◆ **Goal**
Which lines have the string "Aged"? Copy all of them from the entries below.

— begin —

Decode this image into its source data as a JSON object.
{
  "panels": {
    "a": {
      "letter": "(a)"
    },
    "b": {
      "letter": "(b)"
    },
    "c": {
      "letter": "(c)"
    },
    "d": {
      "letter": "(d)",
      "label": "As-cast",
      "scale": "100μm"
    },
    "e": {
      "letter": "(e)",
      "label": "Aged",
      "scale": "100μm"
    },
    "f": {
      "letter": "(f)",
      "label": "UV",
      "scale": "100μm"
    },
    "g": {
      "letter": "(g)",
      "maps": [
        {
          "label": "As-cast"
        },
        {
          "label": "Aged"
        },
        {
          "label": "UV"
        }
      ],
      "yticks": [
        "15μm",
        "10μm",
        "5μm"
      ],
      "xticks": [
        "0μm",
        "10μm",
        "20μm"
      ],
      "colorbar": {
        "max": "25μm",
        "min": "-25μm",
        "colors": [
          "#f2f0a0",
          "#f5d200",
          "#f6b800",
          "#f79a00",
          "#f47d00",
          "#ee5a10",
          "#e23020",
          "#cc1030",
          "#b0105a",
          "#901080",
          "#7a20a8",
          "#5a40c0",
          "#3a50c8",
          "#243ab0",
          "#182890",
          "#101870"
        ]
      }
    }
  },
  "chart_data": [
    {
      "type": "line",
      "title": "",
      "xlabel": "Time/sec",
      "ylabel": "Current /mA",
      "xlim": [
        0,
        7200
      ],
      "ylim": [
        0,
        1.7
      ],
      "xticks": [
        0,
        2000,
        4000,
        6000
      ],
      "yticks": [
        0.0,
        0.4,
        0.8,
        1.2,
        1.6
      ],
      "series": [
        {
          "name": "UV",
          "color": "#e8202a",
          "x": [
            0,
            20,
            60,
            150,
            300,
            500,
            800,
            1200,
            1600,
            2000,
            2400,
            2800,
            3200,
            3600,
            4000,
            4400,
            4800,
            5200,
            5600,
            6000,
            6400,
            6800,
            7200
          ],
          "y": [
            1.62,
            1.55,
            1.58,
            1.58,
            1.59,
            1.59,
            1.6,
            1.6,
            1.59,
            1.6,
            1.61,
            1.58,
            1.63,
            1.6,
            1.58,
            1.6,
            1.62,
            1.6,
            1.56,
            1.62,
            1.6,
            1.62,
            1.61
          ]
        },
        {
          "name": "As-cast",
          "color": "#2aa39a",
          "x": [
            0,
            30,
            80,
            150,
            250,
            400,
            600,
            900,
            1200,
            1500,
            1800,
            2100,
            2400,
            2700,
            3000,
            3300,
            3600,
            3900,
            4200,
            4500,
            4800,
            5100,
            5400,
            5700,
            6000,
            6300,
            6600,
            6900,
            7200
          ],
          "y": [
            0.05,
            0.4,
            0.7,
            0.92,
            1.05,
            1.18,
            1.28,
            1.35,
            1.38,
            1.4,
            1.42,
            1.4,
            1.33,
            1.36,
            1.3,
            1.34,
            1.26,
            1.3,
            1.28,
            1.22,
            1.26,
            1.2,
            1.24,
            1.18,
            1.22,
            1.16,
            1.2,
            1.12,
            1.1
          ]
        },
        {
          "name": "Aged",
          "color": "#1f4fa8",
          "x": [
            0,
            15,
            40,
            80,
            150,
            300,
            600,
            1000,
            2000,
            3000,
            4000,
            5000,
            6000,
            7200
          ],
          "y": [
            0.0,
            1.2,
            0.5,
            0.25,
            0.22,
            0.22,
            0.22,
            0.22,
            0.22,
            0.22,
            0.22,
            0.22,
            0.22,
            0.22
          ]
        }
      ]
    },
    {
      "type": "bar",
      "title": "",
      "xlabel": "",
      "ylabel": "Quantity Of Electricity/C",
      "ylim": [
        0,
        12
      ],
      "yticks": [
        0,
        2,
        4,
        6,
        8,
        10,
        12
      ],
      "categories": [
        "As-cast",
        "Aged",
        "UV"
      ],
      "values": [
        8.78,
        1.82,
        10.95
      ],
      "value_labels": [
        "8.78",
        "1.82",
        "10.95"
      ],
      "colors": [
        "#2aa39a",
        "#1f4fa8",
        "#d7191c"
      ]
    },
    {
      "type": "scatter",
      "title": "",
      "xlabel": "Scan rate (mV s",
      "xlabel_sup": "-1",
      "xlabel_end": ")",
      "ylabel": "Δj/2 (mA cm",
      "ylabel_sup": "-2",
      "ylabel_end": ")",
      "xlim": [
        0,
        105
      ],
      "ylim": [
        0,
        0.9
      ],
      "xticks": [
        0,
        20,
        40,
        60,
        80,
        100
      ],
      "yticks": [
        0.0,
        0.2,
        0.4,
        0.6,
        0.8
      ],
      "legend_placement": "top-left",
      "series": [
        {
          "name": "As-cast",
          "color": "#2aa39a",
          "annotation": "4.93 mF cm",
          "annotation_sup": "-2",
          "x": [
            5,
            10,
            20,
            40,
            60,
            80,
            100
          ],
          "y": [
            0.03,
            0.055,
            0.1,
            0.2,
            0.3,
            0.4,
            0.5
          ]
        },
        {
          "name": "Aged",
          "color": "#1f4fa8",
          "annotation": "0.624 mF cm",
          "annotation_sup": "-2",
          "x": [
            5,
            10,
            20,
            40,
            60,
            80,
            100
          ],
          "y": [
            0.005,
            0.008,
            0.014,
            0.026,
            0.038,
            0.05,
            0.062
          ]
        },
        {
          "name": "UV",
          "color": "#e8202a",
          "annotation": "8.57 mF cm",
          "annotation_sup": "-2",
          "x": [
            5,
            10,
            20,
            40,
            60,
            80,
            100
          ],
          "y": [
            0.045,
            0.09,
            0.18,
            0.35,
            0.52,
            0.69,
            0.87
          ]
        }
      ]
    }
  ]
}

— end —

◆ **Task answer**
      "label": "Aged",
          "label": "Aged"
          "name": "Aged",
        "Aged",
          "name": "Aged",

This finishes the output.